_DIRECTION A_.
In the CarMax announcement, retype the passage from "CarMax does not" up to and including "mini-tender offer documents.".
_DIRECTION B_.
Answer these from the CarMax announcement:
(i) What cash price per share does TRC Capital offer?
(ii) When is the offer currently scheduled to expire?
(iii) On what date did the NYSE issue Information Memo Number 01-27?

RICHMOND, Va.–(BUSINESS WIRE)–CarMax, Inc. (the “Company” or “CarMax”) (NYSE:KMX), has been notified that TRC Capital Investment Corporation (“TRC Capital”) has made an unsolicited “mini-tender” offer to purchase up to 1,500,000 shares of CarMax’s common stock, or less than 1% of the outstanding common stock of the Company as of May 31, 2020. TRC Capital’s offer price of $82.50 per share in cash is approximately 4.71% lower than the $86.58 per share closing price for the Company’s common stock on the New York Stock Exchange (the “NYSE”) on June 26, 2020, the last trading day before the commencement of TRC Capital’s mini-tender offer.
CarMax does not endorse TRC Capital’s unsolicited mini-tender offer and is not associated in any way with TRC Capital, its mini-tender offer, or its mini-tender offer documents.
CarMax recommends shareholders not tender their shares in response to TRC Capital’s offer, or, if shareholders have already tendered shares, they withdraw their shares by providing the written notice described in the TRC Capital mini-tender offer documents prior to the expiration of the offer, currently scheduled for 12:01 a.m., New York City time, on Wednesday, July 29, 2020.
TRC Capital’s mini-tender offer seeks less than 5% of CarMax’s outstanding shares, thereby avoiding many disclosures and procedural protections required under U.S. federal securities laws for larger tender offers. The Securities and Exchange Commission (the “SEC”) has cautioned investors that some bidders make mini-tender offers at below-market prices “hoping that they will catch investors off guard if the investors do not compare the offer price to the current market price.” The SEC’s cautionary advice to investors regarding these offers is on its website at: http://www.sec.gov/investor/pubs/minitend.htm.
Shareholders should obtain current market quotations for their shares of CarMax common stock, consult with their broker or financial advisor, and exercise caution with respect to TRC Capital’s mini-tender offer.
CarMax encourages brokers and dealers, as well as other market participants, to review the SEC’s letter regarding broker-dealer mini-tender offer dissemination and disclosure at:
http://www.sec.gov/divisions/marketreg/minitenders/sia072401.htm
and Information Memo Number 01-27 issued by the NYSE on Sept. 28, 2001 at:
https://www.nyse.com/publicdocs/nyse/markets/nyse/rule-interpretations/2001/01-27.pdf
regarding the dissemination of mini-tender offer materials.

_RAW DATA_.
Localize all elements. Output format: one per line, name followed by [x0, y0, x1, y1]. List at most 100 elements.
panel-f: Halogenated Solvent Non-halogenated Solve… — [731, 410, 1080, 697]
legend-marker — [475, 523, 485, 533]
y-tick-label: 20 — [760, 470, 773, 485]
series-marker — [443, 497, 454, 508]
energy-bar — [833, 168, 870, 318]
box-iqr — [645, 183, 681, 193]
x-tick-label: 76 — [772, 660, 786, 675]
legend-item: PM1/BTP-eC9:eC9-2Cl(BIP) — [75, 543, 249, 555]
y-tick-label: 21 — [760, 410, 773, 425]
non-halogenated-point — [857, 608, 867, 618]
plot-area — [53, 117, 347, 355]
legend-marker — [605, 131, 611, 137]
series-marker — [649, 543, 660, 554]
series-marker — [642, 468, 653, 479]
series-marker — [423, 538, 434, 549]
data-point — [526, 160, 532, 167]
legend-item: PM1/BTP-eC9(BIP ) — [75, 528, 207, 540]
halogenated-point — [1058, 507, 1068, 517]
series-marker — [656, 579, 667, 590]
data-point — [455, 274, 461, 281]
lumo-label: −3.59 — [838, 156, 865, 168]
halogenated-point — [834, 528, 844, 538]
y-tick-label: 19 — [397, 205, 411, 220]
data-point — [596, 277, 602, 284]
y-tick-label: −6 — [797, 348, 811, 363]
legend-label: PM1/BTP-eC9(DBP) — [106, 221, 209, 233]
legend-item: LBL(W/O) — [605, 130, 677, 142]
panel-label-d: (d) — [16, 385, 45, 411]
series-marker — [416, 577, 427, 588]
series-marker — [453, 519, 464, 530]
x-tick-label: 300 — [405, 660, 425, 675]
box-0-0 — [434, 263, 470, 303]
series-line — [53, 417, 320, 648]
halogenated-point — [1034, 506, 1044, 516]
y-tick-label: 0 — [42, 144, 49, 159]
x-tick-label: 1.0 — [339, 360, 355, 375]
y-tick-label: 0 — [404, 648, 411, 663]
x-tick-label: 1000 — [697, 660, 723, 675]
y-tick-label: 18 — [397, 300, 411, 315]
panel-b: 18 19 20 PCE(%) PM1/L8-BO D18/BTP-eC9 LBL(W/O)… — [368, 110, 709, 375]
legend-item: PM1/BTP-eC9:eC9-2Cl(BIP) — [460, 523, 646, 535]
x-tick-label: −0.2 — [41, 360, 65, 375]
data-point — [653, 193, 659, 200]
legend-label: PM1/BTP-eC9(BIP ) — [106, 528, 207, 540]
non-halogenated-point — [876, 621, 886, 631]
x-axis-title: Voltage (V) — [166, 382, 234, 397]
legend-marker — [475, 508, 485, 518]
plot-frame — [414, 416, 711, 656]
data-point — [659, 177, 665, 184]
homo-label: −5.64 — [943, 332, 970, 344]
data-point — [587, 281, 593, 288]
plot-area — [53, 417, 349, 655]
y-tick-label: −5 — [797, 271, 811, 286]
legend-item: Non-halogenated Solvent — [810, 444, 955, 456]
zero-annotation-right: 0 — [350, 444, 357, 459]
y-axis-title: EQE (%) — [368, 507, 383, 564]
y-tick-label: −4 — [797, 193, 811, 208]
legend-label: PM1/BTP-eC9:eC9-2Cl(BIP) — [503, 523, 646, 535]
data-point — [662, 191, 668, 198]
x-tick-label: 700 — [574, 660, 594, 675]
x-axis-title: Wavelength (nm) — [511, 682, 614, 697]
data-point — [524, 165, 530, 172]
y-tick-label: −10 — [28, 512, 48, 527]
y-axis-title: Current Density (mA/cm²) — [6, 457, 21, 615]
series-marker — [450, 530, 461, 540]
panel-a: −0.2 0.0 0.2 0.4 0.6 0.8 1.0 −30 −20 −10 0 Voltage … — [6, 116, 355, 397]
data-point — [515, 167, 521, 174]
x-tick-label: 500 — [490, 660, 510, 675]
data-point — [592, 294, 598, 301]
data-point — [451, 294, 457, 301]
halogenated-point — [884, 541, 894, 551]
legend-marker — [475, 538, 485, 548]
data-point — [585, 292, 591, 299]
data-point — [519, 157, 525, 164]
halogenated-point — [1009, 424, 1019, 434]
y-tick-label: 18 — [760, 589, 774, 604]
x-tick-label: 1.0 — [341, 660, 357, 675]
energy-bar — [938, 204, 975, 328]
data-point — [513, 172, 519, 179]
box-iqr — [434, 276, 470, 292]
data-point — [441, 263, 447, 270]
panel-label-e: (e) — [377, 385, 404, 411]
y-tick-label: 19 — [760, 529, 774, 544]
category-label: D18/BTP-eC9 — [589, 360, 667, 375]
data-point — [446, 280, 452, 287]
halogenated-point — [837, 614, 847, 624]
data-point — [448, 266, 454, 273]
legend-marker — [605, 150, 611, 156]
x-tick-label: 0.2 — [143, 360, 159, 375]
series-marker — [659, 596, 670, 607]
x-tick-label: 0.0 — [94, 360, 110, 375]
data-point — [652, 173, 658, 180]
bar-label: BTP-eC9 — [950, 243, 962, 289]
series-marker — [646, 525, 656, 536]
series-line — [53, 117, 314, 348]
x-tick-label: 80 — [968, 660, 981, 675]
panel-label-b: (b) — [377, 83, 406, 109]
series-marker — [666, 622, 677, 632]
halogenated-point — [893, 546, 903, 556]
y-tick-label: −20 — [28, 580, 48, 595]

* * *

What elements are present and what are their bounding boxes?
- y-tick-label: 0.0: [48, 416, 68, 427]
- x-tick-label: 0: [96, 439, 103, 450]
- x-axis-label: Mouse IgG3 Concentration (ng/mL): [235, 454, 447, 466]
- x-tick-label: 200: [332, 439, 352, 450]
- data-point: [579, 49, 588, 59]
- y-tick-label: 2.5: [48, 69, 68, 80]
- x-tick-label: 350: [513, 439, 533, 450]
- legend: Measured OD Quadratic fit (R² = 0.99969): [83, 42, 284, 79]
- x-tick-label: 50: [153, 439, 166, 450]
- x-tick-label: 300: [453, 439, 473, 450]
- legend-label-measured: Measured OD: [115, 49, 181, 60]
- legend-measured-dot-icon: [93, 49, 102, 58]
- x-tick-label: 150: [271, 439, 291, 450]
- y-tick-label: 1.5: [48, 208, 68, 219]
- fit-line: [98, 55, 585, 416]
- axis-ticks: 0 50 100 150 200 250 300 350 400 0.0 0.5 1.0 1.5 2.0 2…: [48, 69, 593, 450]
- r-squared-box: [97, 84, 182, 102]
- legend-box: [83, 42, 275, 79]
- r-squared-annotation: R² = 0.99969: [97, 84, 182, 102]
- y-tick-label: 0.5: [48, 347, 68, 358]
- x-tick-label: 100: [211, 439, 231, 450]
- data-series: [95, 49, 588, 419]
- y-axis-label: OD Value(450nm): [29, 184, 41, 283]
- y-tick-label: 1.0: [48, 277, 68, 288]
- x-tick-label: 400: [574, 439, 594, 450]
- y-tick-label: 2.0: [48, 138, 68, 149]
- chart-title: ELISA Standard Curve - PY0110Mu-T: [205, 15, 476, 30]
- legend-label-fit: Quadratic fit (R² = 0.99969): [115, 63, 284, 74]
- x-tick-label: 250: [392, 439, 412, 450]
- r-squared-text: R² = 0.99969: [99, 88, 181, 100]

_PROBLEM SOLUTION A_.
CarMax does not endorse TRC Capital’s unsolicited mini-tender offer and is not associated in any way with TRC Capital, its mini-tender offer, or its mini-tender offer documents.

_PROBLEM SOLUTION B_.
(i) $82.50 per share
(ii) 12:01 a.m., New York City time, on Wednesday, July 29, 2020
(iii) Sept. 28, 2001